_Job_
Transcribe each record below word for word.

_Exercise material_
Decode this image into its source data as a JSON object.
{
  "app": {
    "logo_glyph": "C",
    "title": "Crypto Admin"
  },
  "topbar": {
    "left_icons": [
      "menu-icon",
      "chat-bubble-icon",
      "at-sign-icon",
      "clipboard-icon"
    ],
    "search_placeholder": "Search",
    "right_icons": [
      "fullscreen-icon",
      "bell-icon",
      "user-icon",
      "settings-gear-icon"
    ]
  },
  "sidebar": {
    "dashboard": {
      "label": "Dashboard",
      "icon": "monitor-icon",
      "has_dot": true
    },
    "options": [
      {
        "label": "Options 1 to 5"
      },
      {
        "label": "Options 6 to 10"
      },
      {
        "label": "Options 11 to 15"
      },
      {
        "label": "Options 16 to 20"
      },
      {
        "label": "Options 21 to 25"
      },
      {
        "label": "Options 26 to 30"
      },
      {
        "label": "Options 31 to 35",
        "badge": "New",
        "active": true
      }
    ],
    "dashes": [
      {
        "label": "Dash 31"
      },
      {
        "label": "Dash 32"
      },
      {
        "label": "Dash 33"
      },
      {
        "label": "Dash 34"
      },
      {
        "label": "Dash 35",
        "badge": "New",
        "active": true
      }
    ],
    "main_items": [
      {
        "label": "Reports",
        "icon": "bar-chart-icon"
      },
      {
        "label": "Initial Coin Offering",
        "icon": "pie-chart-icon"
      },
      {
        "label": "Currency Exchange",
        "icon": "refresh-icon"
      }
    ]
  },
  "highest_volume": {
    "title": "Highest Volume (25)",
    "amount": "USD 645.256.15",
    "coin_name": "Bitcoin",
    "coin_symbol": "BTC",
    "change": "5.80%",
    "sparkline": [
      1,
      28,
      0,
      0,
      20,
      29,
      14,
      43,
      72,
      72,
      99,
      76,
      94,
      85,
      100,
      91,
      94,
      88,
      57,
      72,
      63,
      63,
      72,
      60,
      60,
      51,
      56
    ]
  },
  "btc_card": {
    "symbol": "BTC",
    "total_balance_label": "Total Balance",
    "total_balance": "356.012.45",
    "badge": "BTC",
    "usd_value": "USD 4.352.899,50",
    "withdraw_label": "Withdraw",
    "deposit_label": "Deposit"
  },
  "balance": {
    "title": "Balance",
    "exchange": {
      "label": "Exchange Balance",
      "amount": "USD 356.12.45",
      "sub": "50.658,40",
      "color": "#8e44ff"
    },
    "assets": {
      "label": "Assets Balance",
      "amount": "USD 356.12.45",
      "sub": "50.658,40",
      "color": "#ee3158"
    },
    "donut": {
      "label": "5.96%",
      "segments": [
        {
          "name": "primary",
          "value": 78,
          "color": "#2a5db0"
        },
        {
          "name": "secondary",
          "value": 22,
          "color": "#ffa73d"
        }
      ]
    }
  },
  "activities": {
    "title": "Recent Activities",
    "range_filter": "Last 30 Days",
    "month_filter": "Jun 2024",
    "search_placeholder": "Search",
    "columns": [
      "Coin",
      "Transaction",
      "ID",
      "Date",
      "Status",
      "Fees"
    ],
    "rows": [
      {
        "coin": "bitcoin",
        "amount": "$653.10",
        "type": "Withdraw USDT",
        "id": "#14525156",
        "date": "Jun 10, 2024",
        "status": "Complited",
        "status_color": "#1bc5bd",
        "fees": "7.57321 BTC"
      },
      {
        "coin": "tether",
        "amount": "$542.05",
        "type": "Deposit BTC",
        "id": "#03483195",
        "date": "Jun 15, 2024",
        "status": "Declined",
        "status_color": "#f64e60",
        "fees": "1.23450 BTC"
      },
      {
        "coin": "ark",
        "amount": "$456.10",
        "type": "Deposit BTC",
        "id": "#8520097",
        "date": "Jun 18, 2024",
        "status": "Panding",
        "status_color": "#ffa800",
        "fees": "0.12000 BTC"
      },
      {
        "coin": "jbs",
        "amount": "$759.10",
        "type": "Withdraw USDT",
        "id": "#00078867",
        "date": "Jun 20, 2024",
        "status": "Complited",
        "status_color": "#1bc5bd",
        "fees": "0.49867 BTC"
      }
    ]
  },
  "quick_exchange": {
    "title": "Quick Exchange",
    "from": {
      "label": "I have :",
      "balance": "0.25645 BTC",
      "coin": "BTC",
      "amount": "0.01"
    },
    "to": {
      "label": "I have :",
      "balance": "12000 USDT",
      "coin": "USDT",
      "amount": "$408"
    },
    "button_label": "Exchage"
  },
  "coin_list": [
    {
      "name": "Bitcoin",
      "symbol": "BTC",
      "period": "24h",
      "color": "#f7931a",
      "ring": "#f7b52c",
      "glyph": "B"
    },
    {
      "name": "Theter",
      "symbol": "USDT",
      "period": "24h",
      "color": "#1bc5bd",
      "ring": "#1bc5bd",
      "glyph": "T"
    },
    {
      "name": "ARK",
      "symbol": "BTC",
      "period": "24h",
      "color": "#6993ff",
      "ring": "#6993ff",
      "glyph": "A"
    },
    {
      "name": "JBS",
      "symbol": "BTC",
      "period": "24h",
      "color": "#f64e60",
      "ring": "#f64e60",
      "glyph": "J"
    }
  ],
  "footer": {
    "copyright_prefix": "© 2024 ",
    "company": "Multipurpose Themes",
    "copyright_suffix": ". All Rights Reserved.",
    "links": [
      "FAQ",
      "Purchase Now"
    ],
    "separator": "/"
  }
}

_Result of this task_
Decode this image into its source data as a JSON object.
{
  "app": {
    "logo_glyph": "C",
    "title": "Crypto Admin"
  },
  "topbar": {
    "left_icons": [
      "menu-icon",
      "chat-bubble-icon",
      "at-sign-icon",
      "clipboard-icon"
    ],
    "search_placeholder": "Search",
    "right_icons": [
      "fullscreen-icon",
      "bell-icon",
      "user-icon",
      "settings-gear-icon"
    ]
  },
  "sidebar": {
    "dashboard": {
      "label": "Dashboard",
      "icon": "monitor-icon",
      "has_dot": true
    },
    "options": [
      {
        "label": "Options 1 to 5"
      },
      {
        "label": "Options 6 to 10"
      },
      {
        "label": "Options 11 to 15"
      },
      {
        "label": "Options 16 to 20"
      },
      {
        "label": "Options 21 to 25"
      },
      {
        "label": "Options 26 to 30"
      },
      {
        "label": "Options 31 to 35",
        "badge": "New",
        "active": true
      }
    ],
    "dashes": [
      {
        "label": "Dash 31"
      },
      {
        "label": "Dash 32"
      },
      {
        "label": "Dash 33"
      },
      {
        "label": "Dash 34"
      },
      {
        "label": "Dash 35",
        "badge": "New",
        "active": true
      }
    ],
    "main_items": [
      {
        "label": "Reports",
        "icon": "bar-chart-icon"
      },
      {
        "label": "Initial Coin Offering",
        "icon": "pie-chart-icon"
      },
      {
        "label": "Currency Exchange",
        "icon": "refresh-icon"
      }
    ]
  },
  "highest_volume": {
    "title": "Highest Volume (25)",
    "amount": "USD 645.256.15",
    "coin_name": "Bitcoin",
    "coin_symbol": "BTC",
    "change": "5.80%",
    "sparkline": [
      1,
      28,
      0,
      0,
      20,
      29,
      14,
      43,
      72,
      72,
      99,
      76,
      94,
      85,
      100,
      91,
      94,
      88,
      57,
      72,
      63,
      63,
      72,
      60,
      60,
      51,
      56
    ]
  },
  "btc_card": {
    "symbol": "BTC",
    "total_balance_label": "Total Balance",
    "total_balance": "356.012.45",
    "badge": "BTC",
    "usd_value": "USD 4.352.899,50",
    "withdraw_label": "Withdraw",
    "deposit_label": "Deposit"
  },
  "balance": {
    "title": "Balance",
    "exchange": {
      "label": "Exchange Balance",
      "amount": "USD 356.12.45",
      "sub": "50.658,40",
      "color": "#8e44ff"
    },
    "assets": {
      "label": "Assets Balance",
      "amount": "USD 356.12.45",
      "sub": "50.658,40",
      "color": "#ee3158"
    },
    "donut": {
      "label": "5.96%",
      "segments": [
        {
          "name": "primary",
          "value": 78,
          "color": "#2a5db0"
        },
        {
          "name": "secondary",
          "value": 22,
          "color": "#ffa73d"
        }
      ]
    }
  },
  "activities": {
    "title": "Recent Activities",
    "range_filter": "Last 30 Days",
    "month_filter": "Jun 2024",
    "search_placeholder": "Search",
    "columns": [
      "Coin",
      "Transaction",
      "ID",
      "Date",
      "Status",
      "Fees"
    ],
    "rows": [
      {
        "coin": "bitcoin",
        "amount": "$653.10",
        "type": "Withdraw USDT",
        "id": "#14525156",
        "date": "Jun 10, 2024",
        "status": "Complited",
        "status_color": "#1bc5bd",
        "fees": "7.57321 BTC"
      },
      {
        "coin": "tether",
        "amount": "$542.05",
        "type": "Deposit BTC",
        "id": "#03483195",
        "date": "Jun 15, 2024",
        "status": "Declined",
        "status_color": "#f64e60",
        "fees": "1.23450 BTC"
      },
      {
        "coin": "ark",
        "amount": "$456.10",
        "type": "Deposit BTC",
        "id": "#8520097",
        "date": "Jun 18, 2024",
        "status": "Panding",
        "status_color": "#ffa800",
        "fees": "0.12000 BTC"
      },
      {
        "coin": "jbs",
        "amount": "$759.10",
        "type": "Withdraw USDT",
        "id": "#00078867",
        "date": "Jun 20, 2024",
        "status": "Complited",
        "status_color": "#1bc5bd",
        "fees": "0.49867 BTC"
      }
    ]
  },
  "quick_exchange": {
    "title": "Quick Exchange",
    "from": {
      "label": "I have :",
      "balance": "0.25645 BTC",
      "coin": "BTC",
      "amount": "0.01"
    },
    "to": {
      "label": "I have :",
      "balance": "12000 USDT",
      "coin": "USDT",
      "amount": "$408"
    },
    "button_label": "Exchage"
  },
  "coin_list": [
    {
      "name": "Bitcoin",
      "symbol": "BTC",
      "period": "24h",
      "color": "#f7931a",
      "ring": "#f7b52c",
      "glyph": "B"
    },
    {
      "name": "Theter",
      "symbol": "USDT",
      "period": "24h",
      "color": "#1bc5bd",
      "ring": "#1bc5bd",
      "glyph": "T"
    },
    {
      "name": "ARK",
      "symbol": "BTC",
      "period": "24h",
      "color": "#6993ff",
      "ring": "#6993ff",
      "glyph": "A"
    },
    {
      "name": "JBS",
      "symbol": "BTC",
      "period": "24h",
      "color": "#f64e60",
      "ring": "#f64e60",
      "glyph": "J"
    }
  ],
  "footer": {
    "copyright_prefix": "© 2024 ",
    "company": "Multipurpose Themes",
    "copyright_suffix": ". All Rights Reserved.",
    "links": [
      "FAQ",
      "Purchase Now"
    ],
    "separator": "/"
  }
}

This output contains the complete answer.